## Excerpted passage
Protocol Support — WireGuard vs OpenVPN

Modern VPN protocols matter for gaming. WireGuard is the current gold standard for low-latency VPN connections — it's lighter weight than OpenVPN and delivers meaningfully better performance for real-time applications like gaming. NordVPN uses NordLynx (WireGuard-based), and most top providers now support WireGuard natively. Prioritize providers that offer WireGuard on their gaming clients.

Kill Switch and Split Tunneling

A kill switch cuts your internet connection if the VPN drops, preventing your real IP from being exposed mid-game. Split tunneling lets you route only Valorant through the VPN while other traffic runs normally — useful for minimizing any overhead on non-gaming applications. Both ExpressVPN and NordVPN include these features on their desktop clients.

How to Set Up a VPN for Valorant

The setup process is straightforward regardless of which VPN you choose:

  1. Choose a VPN and create an account. NordVPN, ExpressVPN, and Surfshark all offer 30-day money-back guarantees, so you can test risk-free before committing.
  2. Download and install the VPN client for your operating system — Windows for most Valorant players.

## Extracted information
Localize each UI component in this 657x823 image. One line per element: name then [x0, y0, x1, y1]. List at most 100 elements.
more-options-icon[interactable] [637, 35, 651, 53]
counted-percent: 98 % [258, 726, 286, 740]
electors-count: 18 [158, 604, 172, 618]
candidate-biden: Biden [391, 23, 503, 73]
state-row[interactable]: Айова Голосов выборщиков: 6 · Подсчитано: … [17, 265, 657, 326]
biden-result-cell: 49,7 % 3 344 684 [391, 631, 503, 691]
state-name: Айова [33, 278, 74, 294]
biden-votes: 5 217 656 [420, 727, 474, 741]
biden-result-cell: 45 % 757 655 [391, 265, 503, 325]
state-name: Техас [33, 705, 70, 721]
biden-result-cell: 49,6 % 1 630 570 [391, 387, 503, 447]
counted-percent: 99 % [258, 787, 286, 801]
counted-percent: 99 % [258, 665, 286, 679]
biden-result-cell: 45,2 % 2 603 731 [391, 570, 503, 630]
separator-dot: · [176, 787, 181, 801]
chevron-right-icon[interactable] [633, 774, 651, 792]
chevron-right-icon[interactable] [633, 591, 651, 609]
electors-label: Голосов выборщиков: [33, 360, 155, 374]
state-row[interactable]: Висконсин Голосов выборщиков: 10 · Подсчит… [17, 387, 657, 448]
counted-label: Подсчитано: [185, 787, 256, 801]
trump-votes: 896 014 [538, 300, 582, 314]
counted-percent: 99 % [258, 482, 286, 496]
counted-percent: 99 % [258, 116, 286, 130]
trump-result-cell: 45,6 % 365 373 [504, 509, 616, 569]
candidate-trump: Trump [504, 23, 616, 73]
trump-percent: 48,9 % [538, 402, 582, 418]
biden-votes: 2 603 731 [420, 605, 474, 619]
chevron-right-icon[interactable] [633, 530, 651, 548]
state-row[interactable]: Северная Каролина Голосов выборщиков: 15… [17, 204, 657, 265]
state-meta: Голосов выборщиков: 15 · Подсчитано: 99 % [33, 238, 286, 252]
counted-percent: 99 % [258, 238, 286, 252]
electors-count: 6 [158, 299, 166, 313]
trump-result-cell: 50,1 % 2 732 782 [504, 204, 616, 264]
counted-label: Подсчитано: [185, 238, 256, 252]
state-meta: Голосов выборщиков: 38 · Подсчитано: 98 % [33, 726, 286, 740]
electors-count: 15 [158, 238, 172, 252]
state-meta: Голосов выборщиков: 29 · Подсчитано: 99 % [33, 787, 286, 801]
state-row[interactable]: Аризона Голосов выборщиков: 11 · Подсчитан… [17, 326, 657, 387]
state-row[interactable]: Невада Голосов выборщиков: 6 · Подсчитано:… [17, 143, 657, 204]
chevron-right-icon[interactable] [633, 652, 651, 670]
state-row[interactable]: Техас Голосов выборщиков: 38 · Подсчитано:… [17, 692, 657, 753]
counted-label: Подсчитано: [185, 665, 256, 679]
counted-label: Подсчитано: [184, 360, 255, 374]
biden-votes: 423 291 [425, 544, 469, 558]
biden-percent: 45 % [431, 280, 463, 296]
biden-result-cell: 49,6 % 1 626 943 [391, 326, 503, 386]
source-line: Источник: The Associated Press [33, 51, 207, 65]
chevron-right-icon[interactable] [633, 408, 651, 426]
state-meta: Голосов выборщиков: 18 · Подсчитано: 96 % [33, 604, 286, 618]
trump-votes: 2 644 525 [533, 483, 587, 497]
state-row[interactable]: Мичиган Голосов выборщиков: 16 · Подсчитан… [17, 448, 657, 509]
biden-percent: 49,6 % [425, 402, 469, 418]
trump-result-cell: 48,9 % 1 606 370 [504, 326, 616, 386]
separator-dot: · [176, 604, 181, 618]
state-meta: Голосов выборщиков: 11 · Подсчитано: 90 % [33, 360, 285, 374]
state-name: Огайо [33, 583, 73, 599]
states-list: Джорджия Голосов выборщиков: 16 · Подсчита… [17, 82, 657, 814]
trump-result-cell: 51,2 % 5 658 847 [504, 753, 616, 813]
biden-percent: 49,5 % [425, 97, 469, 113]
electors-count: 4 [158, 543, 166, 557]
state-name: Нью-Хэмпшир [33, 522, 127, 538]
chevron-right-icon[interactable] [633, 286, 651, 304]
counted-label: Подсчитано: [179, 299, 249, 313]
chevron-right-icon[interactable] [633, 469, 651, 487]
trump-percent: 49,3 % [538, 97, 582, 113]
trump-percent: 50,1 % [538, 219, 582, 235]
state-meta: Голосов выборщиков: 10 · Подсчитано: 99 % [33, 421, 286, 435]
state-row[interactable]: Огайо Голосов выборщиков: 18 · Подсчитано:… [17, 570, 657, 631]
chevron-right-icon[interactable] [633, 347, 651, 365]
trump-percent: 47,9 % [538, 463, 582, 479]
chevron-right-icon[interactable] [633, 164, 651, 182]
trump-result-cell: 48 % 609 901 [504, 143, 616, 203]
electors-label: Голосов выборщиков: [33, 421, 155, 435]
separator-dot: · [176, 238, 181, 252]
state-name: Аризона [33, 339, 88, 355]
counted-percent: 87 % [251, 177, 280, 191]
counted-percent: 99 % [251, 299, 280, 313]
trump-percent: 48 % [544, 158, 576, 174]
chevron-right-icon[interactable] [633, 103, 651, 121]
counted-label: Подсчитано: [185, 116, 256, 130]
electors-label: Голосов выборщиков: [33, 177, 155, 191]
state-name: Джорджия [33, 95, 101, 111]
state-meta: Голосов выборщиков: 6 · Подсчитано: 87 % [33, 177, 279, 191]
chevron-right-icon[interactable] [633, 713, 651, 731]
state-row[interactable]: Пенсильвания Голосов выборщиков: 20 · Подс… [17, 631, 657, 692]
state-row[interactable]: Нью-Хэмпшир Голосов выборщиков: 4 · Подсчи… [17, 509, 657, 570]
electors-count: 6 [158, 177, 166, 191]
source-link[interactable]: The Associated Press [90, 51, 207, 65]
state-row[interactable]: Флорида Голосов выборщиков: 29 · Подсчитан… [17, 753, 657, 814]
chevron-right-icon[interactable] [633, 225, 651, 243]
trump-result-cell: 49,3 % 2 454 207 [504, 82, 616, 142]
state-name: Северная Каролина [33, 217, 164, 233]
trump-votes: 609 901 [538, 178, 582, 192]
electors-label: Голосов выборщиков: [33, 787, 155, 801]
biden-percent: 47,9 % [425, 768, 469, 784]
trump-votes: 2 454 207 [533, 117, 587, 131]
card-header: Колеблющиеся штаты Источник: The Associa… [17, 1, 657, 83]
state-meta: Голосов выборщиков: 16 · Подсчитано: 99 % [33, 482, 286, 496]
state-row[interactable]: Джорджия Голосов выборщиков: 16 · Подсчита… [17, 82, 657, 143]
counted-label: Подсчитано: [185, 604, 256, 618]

## Problem statement
Extend the guide on using a VPN for Valorant, picking up right after its final setup step. The material above stands on its own and has no connection to the VPN guide.

## Output of the task
  3. Select a server location. For lower ping, choose a server geographically close to the Valorant region server you want to connect to. For access to a specific region's matchmaking pool, connect to a server in that country.
  4. Enable split tunneling (optional but recommended). Route only Valorant through the VPN if you want to minimize impact on other applications.
  5. Launch Valorant and check your ping in the server selection screen. Compare to your baseline without the VPN to confirm the routing improvement.

One important note: Valorant's anti-cheat system, Vanguard, does not ban players for using a VPN. VPNs are a legitimate networking tool and Riot has not taken action against players using them. However, region-hopping to exploit easier matchmaking queues violates Riot's Terms of Service in spirit, so use good judgment about how you're using server selection.

Frequently Asked Questions

Will a VPN get me banned in Valorant?

No. Using a VPN to protect your connection or reduce ping is not a bannable offense in Valorant. Riot's Vanguard anti-cheat targets cheating software, not VPN clients. That said, using a VPN to fraudulently access region-restricted content or manipulate matchmaking by pretending to be in a different region is against Riot's Terms of Service in intent — though enforcement on that specifically is rare.

Does a VPN always reduce ping in Valorant?

Not always. A VPN reduces ping specifically when your ISP's routing to the game server is suboptimal. If your current routing is already efficient, a VPN may add a small amount of latency. Test before committing — connect to a VPN server near your target Valorant region and compare your in-game ping to your baseline.

Which VPN is fastest for Valorant?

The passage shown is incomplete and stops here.